- **Exercise requirements**:
Please quote every line word for word.

- **Records provided**:
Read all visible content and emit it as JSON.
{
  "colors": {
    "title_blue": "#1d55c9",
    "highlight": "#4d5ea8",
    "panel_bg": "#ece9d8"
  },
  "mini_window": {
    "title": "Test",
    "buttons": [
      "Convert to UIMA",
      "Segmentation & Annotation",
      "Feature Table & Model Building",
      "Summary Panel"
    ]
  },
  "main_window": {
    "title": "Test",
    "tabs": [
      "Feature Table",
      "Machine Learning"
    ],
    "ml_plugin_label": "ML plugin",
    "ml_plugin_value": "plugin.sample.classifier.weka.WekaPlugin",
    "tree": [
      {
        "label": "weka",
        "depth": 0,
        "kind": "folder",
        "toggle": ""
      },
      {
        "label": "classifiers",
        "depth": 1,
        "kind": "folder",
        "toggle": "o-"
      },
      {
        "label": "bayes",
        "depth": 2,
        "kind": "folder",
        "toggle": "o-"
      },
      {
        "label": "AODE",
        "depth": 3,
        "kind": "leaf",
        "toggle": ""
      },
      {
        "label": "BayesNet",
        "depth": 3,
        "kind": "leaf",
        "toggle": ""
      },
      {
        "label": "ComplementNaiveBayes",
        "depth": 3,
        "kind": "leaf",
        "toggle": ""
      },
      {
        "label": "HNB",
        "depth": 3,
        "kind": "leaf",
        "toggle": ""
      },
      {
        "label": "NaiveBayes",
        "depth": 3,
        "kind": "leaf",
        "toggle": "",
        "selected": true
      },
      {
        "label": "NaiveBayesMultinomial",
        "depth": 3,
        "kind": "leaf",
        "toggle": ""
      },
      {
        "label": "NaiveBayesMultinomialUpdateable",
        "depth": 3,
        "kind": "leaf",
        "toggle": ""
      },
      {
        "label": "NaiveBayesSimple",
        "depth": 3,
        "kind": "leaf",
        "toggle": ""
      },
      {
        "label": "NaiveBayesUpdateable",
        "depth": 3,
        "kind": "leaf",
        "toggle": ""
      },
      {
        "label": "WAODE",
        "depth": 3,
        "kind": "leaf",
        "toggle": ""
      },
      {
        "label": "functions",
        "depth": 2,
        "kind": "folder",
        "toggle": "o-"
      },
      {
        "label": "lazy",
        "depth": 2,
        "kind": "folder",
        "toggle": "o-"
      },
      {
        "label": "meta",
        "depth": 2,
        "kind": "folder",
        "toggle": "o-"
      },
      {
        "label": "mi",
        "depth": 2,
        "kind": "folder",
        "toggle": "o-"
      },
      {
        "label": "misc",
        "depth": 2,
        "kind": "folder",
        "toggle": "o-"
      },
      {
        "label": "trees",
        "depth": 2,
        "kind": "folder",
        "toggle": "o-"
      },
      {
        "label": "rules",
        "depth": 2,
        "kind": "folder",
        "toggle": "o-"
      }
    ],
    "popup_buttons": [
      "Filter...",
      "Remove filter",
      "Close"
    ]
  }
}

- **Solution below**:
Read all visible content and emit it as JSON.
{
  "colors": {
    "title_blue": "#1d55c9",
    "highlight": "#4d5ea8",
    "panel_bg": "#ece9d8"
  },
  "mini_window": {
    "title": "Test",
    "buttons": [
      "Convert to UIMA",
      "Segmentation & Annotation",
      "Feature Table & Model Building",
      "Summary Panel"
    ]
  },
  "main_window": {
    "title": "Test",
    "tabs": [
      "Feature Table",
      "Machine Learning"
    ],
    "ml_plugin_label": "ML plugin",
    "ml_plugin_value": "plugin.sample.classifier.weka.WekaPlugin",
    "tree": [
      {
        "label": "weka",
        "depth": 0,
        "kind": "folder",
        "toggle": ""
      },
      {
        "label": "classifiers",
        "depth": 1,
        "kind": "folder",
        "toggle": "o-"
      },
      {
        "label": "bayes",
        "depth": 2,
        "kind": "folder",
        "toggle": "o-"
      },
      {
        "label": "AODE",
        "depth": 3,
        "kind": "leaf",
        "toggle": ""
      },
      {
        "label": "BayesNet",
        "depth": 3,
        "kind": "leaf",
        "toggle": ""
      },
      {
        "label": "ComplementNaiveBayes",
        "depth": 3,
        "kind": "leaf",
        "toggle": ""
      },
      {
        "label": "HNB",
        "depth": 3,
        "kind": "leaf",
        "toggle": ""
      },
      {
        "label": "NaiveBayes",
        "depth": 3,
        "kind": "leaf",
        "toggle": "",
        "selected": true
      },
      {
        "label": "NaiveBayesMultinomial",
        "depth": 3,
        "kind": "leaf",
        "toggle": ""
      },
      {
        "label": "NaiveBayesMultinomialUpdateable",
        "depth": 3,
        "kind": "leaf",
        "toggle": ""
      },
      {
        "label": "NaiveBayesSimple",
        "depth": 3,
        "kind": "leaf",
        "toggle": ""
      },
      {
        "label": "NaiveBayesUpdateable",
        "depth": 3,
        "kind": "leaf",
        "toggle": ""
      },
      {
        "label": "WAODE",
        "depth": 3,
        "kind": "leaf",
        "toggle": ""
      },
      {
        "label": "functions",
        "depth": 2,
        "kind": "folder",
        "toggle": "o-"
      },
      {
        "label": "lazy",
        "depth": 2,
        "kind": "folder",
        "toggle": "o-"
      },
      {
        "label": "meta",
        "depth": 2,
        "kind": "folder",
        "toggle": "o-"
      },
      {
        "label": "mi",
        "depth": 2,
        "kind": "folder",
        "toggle": "o-"
      },
      {
        "label": "misc",
        "depth": 2,
        "kind": "folder",
        "toggle": "o-"
      },
      {
        "label": "trees",
        "depth": 2,
        "kind": "folder",
        "toggle": "o-"
      },
      {
        "label": "rules",
        "depth": 2,
        "kind": "folder",
        "toggle": "o-"
      }
    ],
    "popup_buttons": [
      "Filter...",
      "Remove filter",
      "Close"
    ]
  }
}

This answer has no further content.